>> Start Stored rows

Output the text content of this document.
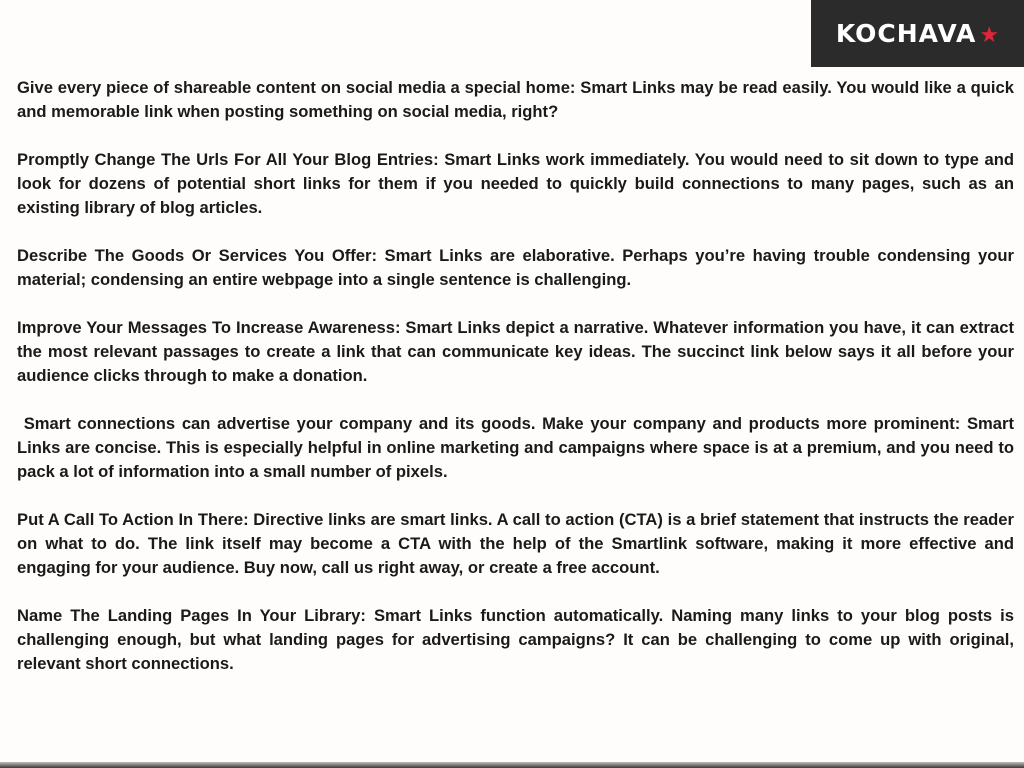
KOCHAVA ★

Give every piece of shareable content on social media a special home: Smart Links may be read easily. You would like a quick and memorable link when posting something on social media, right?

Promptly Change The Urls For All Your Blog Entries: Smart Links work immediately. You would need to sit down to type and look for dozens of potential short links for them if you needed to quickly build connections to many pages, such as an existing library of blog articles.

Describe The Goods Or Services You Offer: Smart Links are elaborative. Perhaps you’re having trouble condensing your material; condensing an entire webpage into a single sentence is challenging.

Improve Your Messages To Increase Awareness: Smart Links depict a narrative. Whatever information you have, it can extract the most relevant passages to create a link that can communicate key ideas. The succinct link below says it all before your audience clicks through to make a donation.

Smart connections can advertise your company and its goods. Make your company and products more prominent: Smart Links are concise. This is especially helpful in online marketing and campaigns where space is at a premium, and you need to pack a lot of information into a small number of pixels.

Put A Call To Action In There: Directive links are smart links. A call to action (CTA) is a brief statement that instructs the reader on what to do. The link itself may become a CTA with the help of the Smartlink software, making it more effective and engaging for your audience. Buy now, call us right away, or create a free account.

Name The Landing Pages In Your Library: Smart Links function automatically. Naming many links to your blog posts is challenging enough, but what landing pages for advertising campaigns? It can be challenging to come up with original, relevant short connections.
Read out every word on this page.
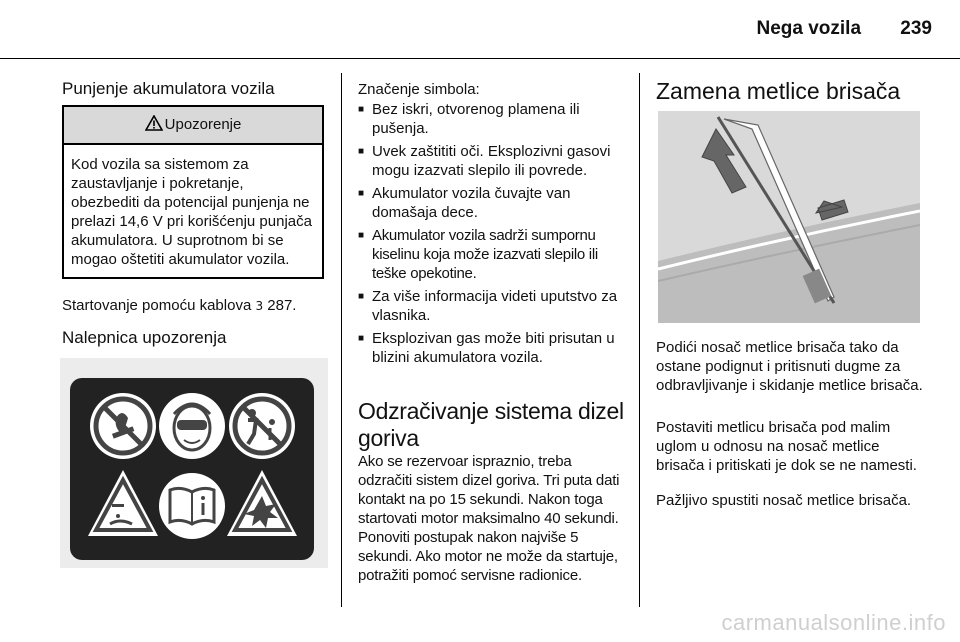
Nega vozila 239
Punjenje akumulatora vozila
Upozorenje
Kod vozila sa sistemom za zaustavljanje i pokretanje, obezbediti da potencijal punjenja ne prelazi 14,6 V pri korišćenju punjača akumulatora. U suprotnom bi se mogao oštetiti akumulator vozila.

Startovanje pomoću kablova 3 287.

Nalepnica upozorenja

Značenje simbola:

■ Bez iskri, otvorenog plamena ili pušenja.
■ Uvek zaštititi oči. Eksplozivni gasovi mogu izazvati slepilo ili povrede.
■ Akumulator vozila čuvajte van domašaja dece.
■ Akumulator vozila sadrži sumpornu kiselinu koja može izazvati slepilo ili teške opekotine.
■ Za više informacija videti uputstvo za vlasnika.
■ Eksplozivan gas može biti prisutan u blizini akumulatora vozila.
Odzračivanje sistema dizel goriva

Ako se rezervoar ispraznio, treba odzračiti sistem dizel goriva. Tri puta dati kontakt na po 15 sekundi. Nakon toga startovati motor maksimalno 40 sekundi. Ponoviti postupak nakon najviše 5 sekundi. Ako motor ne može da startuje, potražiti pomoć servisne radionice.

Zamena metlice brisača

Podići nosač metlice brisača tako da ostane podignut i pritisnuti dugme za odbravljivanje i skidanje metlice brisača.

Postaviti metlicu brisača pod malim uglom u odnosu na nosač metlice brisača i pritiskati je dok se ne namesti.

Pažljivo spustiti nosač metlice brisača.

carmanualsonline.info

>> End Stored rows

### Work to do
The copy should begin at the line containing "Read out every word on this page." and end at the last line of the data above; please restate those lines word for word without the pictures.

### Result for this exercise
Read out every word on this page.
Nega vozila 239
Punjenje akumulatora vozila
Upozorenje
Kod vozila sa sistemom za zaustavljanje i pokretanje, obezbediti da potencijal punjenja ne prelazi 14,6 V pri korišćenju punjača akumulatora. U suprotnom bi se mogao oštetiti akumulator vozila.

Startovanje pomoću kablova 3 287.

Nalepnica upozorenja

Značenje simbola:

■ Bez iskri, otvorenog plamena ili pušenja.
■ Uvek zaštititi oči. Eksplozivni gasovi mogu izazvati slepilo ili povrede.
■ Akumulator vozila čuvajte van domašaja dece.
■ Akumulator vozila sadrži sumpornu kiselinu koja može izazvati slepilo ili teške opekotine.
■ Za više informacija videti uputstvo za vlasnika.
■ Eksplozivan gas može biti prisutan u blizini akumulatora vozila.
Odzračivanje sistema dizel goriva

Ako se rezervoar ispraznio, treba odzračiti sistem dizel goriva. Tri puta dati kontakt na po 15 sekundi. Nakon toga startovati motor maksimalno 40 sekundi. Ponoviti postupak nakon najviše 5 sekundi. Ako motor ne može da startuje, potražiti pomoć servisne radionice.

Zamena metlice brisača

Podići nosač metlice brisača tako da ostane podignut i pritisnuti dugme za odbravljivanje i skidanje metlice brisača.

Postaviti metlicu brisača pod malim uglom u odnosu na nosač metlice brisača i pritiskati je dok se ne namesti.

Pažljivo spustiti nosač metlice brisača.

carmanualsonline.info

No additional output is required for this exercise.